[start]

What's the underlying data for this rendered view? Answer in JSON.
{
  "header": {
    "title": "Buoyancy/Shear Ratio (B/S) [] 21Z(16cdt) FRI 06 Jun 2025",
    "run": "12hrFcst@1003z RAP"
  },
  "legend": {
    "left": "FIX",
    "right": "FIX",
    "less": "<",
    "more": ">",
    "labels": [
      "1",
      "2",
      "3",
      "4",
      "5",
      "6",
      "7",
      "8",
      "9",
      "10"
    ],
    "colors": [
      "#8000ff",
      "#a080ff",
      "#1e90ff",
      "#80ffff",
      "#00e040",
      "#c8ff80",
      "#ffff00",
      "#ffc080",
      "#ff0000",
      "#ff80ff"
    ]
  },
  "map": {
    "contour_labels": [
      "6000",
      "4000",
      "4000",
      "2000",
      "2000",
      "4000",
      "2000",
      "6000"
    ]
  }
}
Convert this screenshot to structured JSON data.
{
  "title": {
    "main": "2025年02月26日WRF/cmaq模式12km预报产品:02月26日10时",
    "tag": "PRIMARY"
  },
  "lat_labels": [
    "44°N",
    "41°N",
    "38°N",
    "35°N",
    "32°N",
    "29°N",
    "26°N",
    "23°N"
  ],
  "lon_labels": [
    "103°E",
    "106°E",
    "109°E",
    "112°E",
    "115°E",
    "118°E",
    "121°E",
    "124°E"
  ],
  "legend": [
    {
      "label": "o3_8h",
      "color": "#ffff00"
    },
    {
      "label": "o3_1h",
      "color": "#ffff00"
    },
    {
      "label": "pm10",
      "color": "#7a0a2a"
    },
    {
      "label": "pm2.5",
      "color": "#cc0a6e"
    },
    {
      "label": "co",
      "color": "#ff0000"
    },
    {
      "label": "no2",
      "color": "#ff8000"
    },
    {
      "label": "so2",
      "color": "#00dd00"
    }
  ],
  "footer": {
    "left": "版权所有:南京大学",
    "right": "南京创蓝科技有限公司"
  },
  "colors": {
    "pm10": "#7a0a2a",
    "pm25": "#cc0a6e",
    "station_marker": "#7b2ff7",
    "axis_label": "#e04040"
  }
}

[end]

Stated goal:
In the listing above, find the line containing "Convert this screenshot", then reproduce it and each line after it through the end, exactly and with nothing added.

The response:
Convert this screenshot to structured JSON data.
{
  "title": {
    "main": "2025年02月26日WRF/cmaq模式12km预报产品:02月26日10时",
    "tag": "PRIMARY"
  },
  "lat_labels": [
    "44°N",
    "41°N",
    "38°N",
    "35°N",
    "32°N",
    "29°N",
    "26°N",
    "23°N"
  ],
  "lon_labels": [
    "103°E",
    "106°E",
    "109°E",
    "112°E",
    "115°E",
    "118°E",
    "121°E",
    "124°E"
  ],
  "legend": [
    {
      "label": "o3_8h",
      "color": "#ffff00"
    },
    {
      "label": "o3_1h",
      "color": "#ffff00"
    },
    {
      "label": "pm10",
      "color": "#7a0a2a"
    },
    {
      "label": "pm2.5",
      "color": "#cc0a6e"
    },
    {
      "label": "co",
      "color": "#ff0000"
    },
    {
      "label": "no2",
      "color": "#ff8000"
    },
    {
      "label": "so2",
      "color": "#00dd00"
    }
  ],
  "footer": {
    "left": "版权所有:南京大学",
    "right": "南京创蓝科技有限公司"
  },
  "colors": {
    "pm10": "#7a0a2a",
    "pm25": "#cc0a6e",
    "station_marker": "#7b2ff7",
    "axis_label": "#e04040"
  }
}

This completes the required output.